**Task to complete:** The listing must be reproduced in full, exactly as it stands.

[Dataset items]
━━━━━━━━━━━━━━━━━━━━
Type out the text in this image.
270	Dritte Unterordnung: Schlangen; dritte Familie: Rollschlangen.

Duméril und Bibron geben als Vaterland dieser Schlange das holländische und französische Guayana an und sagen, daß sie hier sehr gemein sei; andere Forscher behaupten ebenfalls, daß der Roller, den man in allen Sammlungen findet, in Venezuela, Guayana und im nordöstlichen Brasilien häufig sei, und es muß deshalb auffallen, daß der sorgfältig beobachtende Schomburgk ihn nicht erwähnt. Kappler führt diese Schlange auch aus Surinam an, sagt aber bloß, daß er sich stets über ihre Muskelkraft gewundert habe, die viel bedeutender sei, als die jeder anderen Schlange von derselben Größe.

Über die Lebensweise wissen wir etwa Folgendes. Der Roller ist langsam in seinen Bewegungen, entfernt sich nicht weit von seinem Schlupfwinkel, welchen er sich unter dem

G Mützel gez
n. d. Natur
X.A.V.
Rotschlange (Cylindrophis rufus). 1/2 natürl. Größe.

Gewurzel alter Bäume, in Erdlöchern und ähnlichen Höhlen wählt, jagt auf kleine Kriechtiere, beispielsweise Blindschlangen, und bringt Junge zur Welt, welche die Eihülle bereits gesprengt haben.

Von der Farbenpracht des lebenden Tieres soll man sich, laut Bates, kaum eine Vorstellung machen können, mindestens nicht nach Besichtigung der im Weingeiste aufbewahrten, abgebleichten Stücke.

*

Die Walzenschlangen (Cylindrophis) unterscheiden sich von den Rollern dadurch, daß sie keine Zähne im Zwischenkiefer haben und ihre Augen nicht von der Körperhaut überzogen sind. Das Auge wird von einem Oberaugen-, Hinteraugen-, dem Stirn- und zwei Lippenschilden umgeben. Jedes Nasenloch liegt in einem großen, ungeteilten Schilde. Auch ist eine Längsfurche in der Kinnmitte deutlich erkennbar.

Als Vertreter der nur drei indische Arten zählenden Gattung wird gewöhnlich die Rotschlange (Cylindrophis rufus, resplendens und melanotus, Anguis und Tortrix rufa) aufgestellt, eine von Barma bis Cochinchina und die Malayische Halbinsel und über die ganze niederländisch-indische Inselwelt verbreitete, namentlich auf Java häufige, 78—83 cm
━━━━━━━━━━━━━━━━━━━━
**Answer to this task:**
Type out the text in this image.
270	Dritte Unterordnung: Schlangen; dritte Familie: Rollschlangen.

Duméril und Bibron geben als Vaterland dieser Schlange das holländische und französische Guayana an und sagen, daß sie hier sehr gemein sei; andere Forscher behaupten ebenfalls, daß der Roller, den man in allen Sammlungen findet, in Venezuela, Guayana und im nordöstlichen Brasilien häufig sei, und es muß deshalb auffallen, daß der sorgfältig beobachtende Schomburgk ihn nicht erwähnt. Kappler führt diese Schlange auch aus Surinam an, sagt aber bloß, daß er sich stets über ihre Muskelkraft gewundert habe, die viel bedeutender sei, als die jeder anderen Schlange von derselben Größe.

Über die Lebensweise wissen wir etwa Folgendes. Der Roller ist langsam in seinen Bewegungen, entfernt sich nicht weit von seinem Schlupfwinkel, welchen er sich unter dem

G Mützel gez
n. d. Natur
X.A.V.
Rotschlange (Cylindrophis rufus). 1/2 natürl. Größe.

Gewurzel alter Bäume, in Erdlöchern und ähnlichen Höhlen wählt, jagt auf kleine Kriechtiere, beispielsweise Blindschlangen, und bringt Junge zur Welt, welche die Eihülle bereits gesprengt haben.

Von der Farbenpracht des lebenden Tieres soll man sich, laut Bates, kaum eine Vorstellung machen können, mindestens nicht nach Besichtigung der im Weingeiste aufbewahrten, abgebleichten Stücke.

*

Die Walzenschlangen (Cylindrophis) unterscheiden sich von den Rollern dadurch, daß sie keine Zähne im Zwischenkiefer haben und ihre Augen nicht von der Körperhaut überzogen sind. Das Auge wird von einem Oberaugen-, Hinteraugen-, dem Stirn- und zwei Lippenschilden umgeben. Jedes Nasenloch liegt in einem großen, ungeteilten Schilde. Auch ist eine Längsfurche in der Kinnmitte deutlich erkennbar.

Als Vertreter der nur drei indische Arten zählenden Gattung wird gewöhnlich die Rotschlange (Cylindrophis rufus, resplendens und melanotus, Anguis und Tortrix rufa) aufgestellt, eine von Barma bis Cochinchina und die Malayische Halbinsel und über die ganze niederländisch-indische Inselwelt verbreitete, namentlich auf Java häufige, 78—83 cm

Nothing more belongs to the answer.